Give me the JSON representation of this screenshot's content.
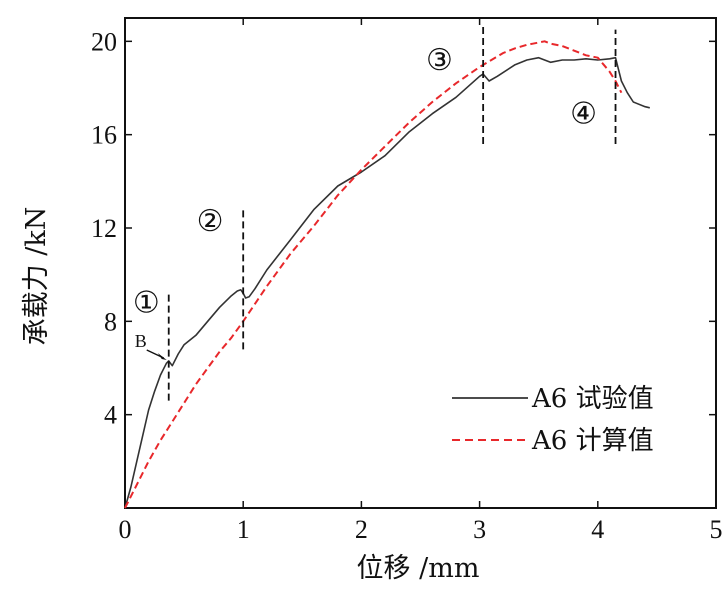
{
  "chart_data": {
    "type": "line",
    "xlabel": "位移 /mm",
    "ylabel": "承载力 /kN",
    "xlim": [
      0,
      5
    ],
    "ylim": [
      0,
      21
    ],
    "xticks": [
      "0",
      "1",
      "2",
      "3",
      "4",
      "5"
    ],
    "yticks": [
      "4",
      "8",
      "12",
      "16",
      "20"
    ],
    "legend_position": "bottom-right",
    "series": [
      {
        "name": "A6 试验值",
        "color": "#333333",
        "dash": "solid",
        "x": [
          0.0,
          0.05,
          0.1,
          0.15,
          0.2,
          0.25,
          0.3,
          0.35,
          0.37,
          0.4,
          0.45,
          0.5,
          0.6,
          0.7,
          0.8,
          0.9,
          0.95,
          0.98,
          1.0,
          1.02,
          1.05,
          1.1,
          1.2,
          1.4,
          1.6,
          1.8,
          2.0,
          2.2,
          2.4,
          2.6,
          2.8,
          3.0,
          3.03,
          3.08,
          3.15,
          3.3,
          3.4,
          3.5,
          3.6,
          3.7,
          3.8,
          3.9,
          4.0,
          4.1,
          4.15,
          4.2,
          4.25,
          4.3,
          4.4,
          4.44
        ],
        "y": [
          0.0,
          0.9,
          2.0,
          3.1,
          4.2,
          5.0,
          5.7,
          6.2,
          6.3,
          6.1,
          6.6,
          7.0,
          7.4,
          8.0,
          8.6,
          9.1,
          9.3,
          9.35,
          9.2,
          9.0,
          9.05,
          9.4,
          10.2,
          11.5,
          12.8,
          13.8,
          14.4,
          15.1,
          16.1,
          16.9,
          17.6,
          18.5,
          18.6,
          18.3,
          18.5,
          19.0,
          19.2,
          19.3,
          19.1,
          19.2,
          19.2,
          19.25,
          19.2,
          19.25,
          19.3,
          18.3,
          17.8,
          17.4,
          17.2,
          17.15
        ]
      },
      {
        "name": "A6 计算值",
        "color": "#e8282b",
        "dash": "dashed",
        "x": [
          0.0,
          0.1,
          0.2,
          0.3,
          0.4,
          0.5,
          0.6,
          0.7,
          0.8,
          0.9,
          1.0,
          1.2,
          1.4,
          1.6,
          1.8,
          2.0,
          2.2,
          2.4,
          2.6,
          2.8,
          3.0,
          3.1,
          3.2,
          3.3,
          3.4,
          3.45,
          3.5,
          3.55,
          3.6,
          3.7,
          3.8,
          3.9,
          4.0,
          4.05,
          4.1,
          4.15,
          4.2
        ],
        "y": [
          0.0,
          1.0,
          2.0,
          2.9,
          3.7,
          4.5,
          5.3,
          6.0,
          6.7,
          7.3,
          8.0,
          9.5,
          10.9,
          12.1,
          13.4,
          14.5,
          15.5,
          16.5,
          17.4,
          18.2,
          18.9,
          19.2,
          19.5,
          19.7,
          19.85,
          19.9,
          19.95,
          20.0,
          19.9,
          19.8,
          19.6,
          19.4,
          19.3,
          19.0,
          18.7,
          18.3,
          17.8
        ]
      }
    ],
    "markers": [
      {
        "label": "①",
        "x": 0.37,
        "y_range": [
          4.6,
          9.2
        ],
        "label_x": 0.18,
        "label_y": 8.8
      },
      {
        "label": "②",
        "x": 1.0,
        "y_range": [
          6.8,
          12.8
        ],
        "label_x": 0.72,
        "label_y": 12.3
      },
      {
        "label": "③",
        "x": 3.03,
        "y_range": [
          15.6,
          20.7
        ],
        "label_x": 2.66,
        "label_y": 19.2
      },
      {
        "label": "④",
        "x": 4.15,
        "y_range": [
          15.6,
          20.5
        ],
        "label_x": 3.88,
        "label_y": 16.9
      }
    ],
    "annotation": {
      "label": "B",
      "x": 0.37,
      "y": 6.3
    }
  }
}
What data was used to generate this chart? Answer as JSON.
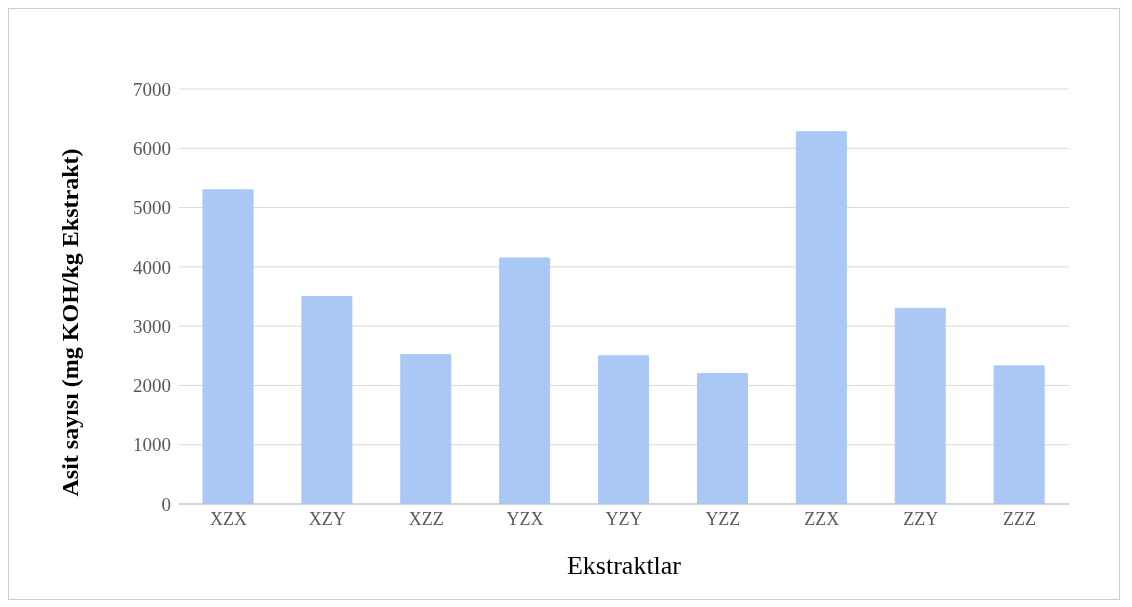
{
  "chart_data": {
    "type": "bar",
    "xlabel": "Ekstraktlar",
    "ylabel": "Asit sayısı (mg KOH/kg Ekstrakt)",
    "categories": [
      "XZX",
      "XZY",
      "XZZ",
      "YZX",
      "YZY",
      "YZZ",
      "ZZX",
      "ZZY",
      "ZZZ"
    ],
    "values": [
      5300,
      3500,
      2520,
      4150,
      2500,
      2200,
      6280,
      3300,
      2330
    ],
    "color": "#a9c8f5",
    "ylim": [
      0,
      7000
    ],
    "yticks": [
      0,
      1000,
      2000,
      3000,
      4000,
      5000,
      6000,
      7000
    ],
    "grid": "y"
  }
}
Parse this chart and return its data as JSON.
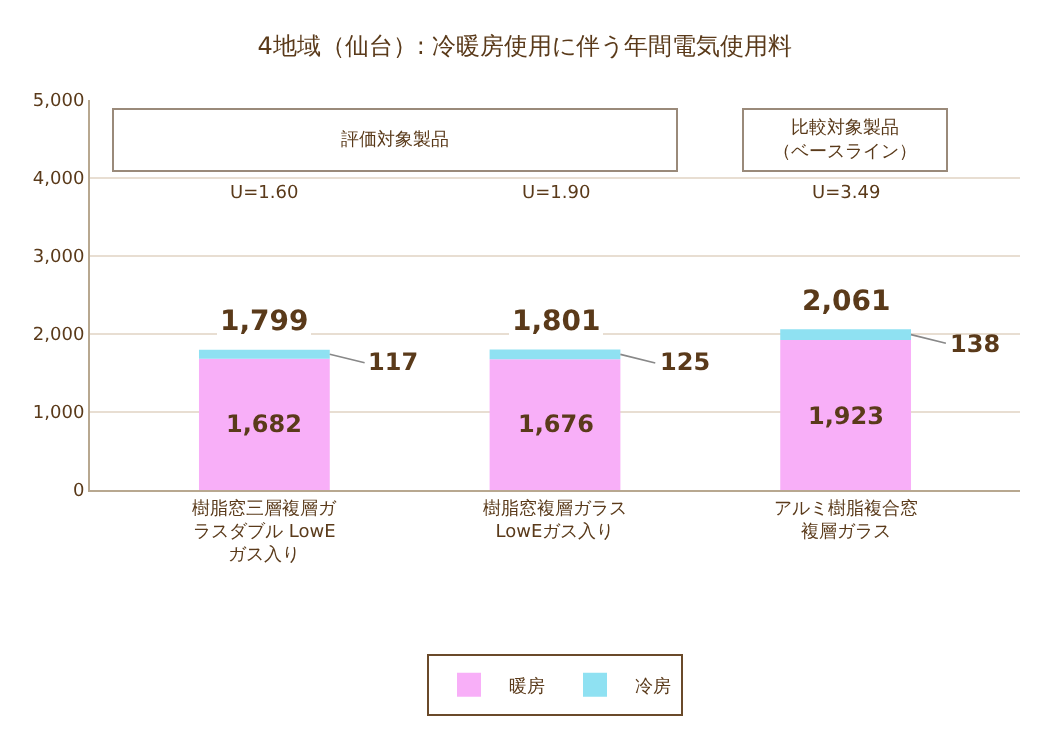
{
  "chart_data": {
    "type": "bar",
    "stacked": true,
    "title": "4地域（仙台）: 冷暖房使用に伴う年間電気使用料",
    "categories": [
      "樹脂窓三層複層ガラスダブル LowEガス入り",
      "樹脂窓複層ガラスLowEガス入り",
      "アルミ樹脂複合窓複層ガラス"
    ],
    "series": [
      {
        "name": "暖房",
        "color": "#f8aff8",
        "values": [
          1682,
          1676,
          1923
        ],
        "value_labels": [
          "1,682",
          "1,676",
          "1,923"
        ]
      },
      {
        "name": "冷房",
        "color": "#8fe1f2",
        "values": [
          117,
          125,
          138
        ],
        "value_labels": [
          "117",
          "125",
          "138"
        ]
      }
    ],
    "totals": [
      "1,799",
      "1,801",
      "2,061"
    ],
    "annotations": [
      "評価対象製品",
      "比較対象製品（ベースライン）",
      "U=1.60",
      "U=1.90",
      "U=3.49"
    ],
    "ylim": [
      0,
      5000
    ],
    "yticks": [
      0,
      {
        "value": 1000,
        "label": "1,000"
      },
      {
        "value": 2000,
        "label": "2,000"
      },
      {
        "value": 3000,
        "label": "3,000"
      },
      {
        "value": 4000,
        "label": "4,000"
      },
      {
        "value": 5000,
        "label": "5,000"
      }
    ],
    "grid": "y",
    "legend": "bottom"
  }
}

__Written instruction__:
Write every record out again exactly; no pictures belong in the copy.

__Output of the task__:
Give me the JSON representation of this screenshot's content.
{
  "chart_data": {
    "type": "line",
    "xlabel": "位移 /mm",
    "ylabel": "承载力 /kN",
    "xlim": [
      0,
      5
    ],
    "ylim": [
      0,
      21
    ],
    "xticks": [
      "0",
      "1",
      "2",
      "3",
      "4",
      "5"
    ],
    "yticks": [
      "4",
      "8",
      "12",
      "16",
      "20"
    ],
    "legend_position": "bottom-right",
    "series": [
      {
        "name": "A6 试验值",
        "color": "#333333",
        "dash": "solid",
        "x": [
          0.0,
          0.05,
          0.1,
          0.15,
          0.2,
          0.25,
          0.3,
          0.35,
          0.37,
          0.4,
          0.45,
          0.5,
          0.6,
          0.7,
          0.8,
          0.9,
          0.95,
          0.98,
          1.0,
          1.02,
          1.05,
          1.1,
          1.2,
          1.4,
          1.6,
          1.8,
          2.0,
          2.2,
          2.4,
          2.6,
          2.8,
          3.0,
          3.03,
          3.08,
          3.15,
          3.3,
          3.4,
          3.5,
          3.6,
          3.7,
          3.8,
          3.9,
          4.0,
          4.1,
          4.15,
          4.2,
          4.25,
          4.3,
          4.4,
          4.44
        ],
        "y": [
          0.0,
          0.9,
          2.0,
          3.1,
          4.2,
          5.0,
          5.7,
          6.2,
          6.3,
          6.1,
          6.6,
          7.0,
          7.4,
          8.0,
          8.6,
          9.1,
          9.3,
          9.35,
          9.2,
          9.0,
          9.05,
          9.4,
          10.2,
          11.5,
          12.8,
          13.8,
          14.4,
          15.1,
          16.1,
          16.9,
          17.6,
          18.5,
          18.6,
          18.3,
          18.5,
          19.0,
          19.2,
          19.3,
          19.1,
          19.2,
          19.2,
          19.25,
          19.2,
          19.25,
          19.3,
          18.3,
          17.8,
          17.4,
          17.2,
          17.15
        ]
      },
      {
        "name": "A6 计算值",
        "color": "#e8282b",
        "dash": "dashed",
        "x": [
          0.0,
          0.1,
          0.2,
          0.3,
          0.4,
          0.5,
          0.6,
          0.7,
          0.8,
          0.9,
          1.0,
          1.2,
          1.4,
          1.6,
          1.8,
          2.0,
          2.2,
          2.4,
          2.6,
          2.8,
          3.0,
          3.1,
          3.2,
          3.3,
          3.4,
          3.45,
          3.5,
          3.55,
          3.6,
          3.7,
          3.8,
          3.9,
          4.0,
          4.05,
          4.1,
          4.15,
          4.2
        ],
        "y": [
          0.0,
          1.0,
          2.0,
          2.9,
          3.7,
          4.5,
          5.3,
          6.0,
          6.7,
          7.3,
          8.0,
          9.5,
          10.9,
          12.1,
          13.4,
          14.5,
          15.5,
          16.5,
          17.4,
          18.2,
          18.9,
          19.2,
          19.5,
          19.7,
          19.85,
          19.9,
          19.95,
          20.0,
          19.9,
          19.8,
          19.6,
          19.4,
          19.3,
          19.0,
          18.7,
          18.3,
          17.8
        ]
      }
    ],
    "markers": [
      {
        "label": "①",
        "x": 0.37,
        "y_range": [
          4.6,
          9.2
        ],
        "label_x": 0.18,
        "label_y": 8.8
      },
      {
        "label": "②",
        "x": 1.0,
        "y_range": [
          6.8,
          12.8
        ],
        "label_x": 0.72,
        "label_y": 12.3
      },
      {
        "label": "③",
        "x": 3.03,
        "y_range": [
          15.6,
          20.7
        ],
        "label_x": 2.66,
        "label_y": 19.2
      },
      {
        "label": "④",
        "x": 4.15,
        "y_range": [
          15.6,
          20.5
        ],
        "label_x": 3.88,
        "label_y": 16.9
      }
    ],
    "annotation": {
      "label": "B",
      "x": 0.37,
      "y": 6.3
    }
  }
}
What data was used to generate this chart? Answer as JSON.
{
  "chart_data": {
    "type": "bar",
    "xlabel": "Ekstraktlar",
    "ylabel": "Asit sayısı (mg KOH/kg Ekstrakt)",
    "categories": [
      "XZX",
      "XZY",
      "XZZ",
      "YZX",
      "YZY",
      "YZZ",
      "ZZX",
      "ZZY",
      "ZZZ"
    ],
    "values": [
      5300,
      3500,
      2520,
      4150,
      2500,
      2200,
      6280,
      3300,
      2330
    ],
    "color": "#a9c8f5",
    "ylim": [
      0,
      7000
    ],
    "yticks": [
      0,
      1000,
      2000,
      3000,
      4000,
      5000,
      6000,
      7000
    ],
    "grid": "y"
  }
}
Parse this chart and return its data as JSON.
{
  "chart_data": {
    "type": "bar",
    "stacked": true,
    "title": "4地域（仙台）: 冷暖房使用に伴う年間電気使用料",
    "categories": [
      "樹脂窓三層複層ガラスダブル LowEガス入り",
      "樹脂窓複層ガラスLowEガス入り",
      "アルミ樹脂複合窓複層ガラス"
    ],
    "series": [
      {
        "name": "暖房",
        "color": "#f8aff8",
        "values": [
          1682,
          1676,
          1923
        ],
        "value_labels": [
          "1,682",
          "1,676",
          "1,923"
        ]
      },
      {
        "name": "冷房",
        "color": "#8fe1f2",
        "values": [
          117,
          125,
          138
        ],
        "value_labels": [
          "117",
          "125",
          "138"
        ]
      }
    ],
    "totals": [
      "1,799",
      "1,801",
      "2,061"
    ],
    "annotations": [
      "評価対象製品",
      "比較対象製品（ベースライン）",
      "U=1.60",
      "U=1.90",
      "U=3.49"
    ],
    "ylim": [
      0,
      5000
    ],
    "yticks": [
      0,
      {
        "value": 1000,
        "label": "1,000"
      },
      {
        "value": 2000,
        "label": "2,000"
      },
      {
        "value": 3000,
        "label": "3,000"
      },
      {
        "value": 4000,
        "label": "4,000"
      },
      {
        "value": 5000,
        "label": "5,000"
      }
    ],
    "grid": "y",
    "legend": "bottom"
  }
}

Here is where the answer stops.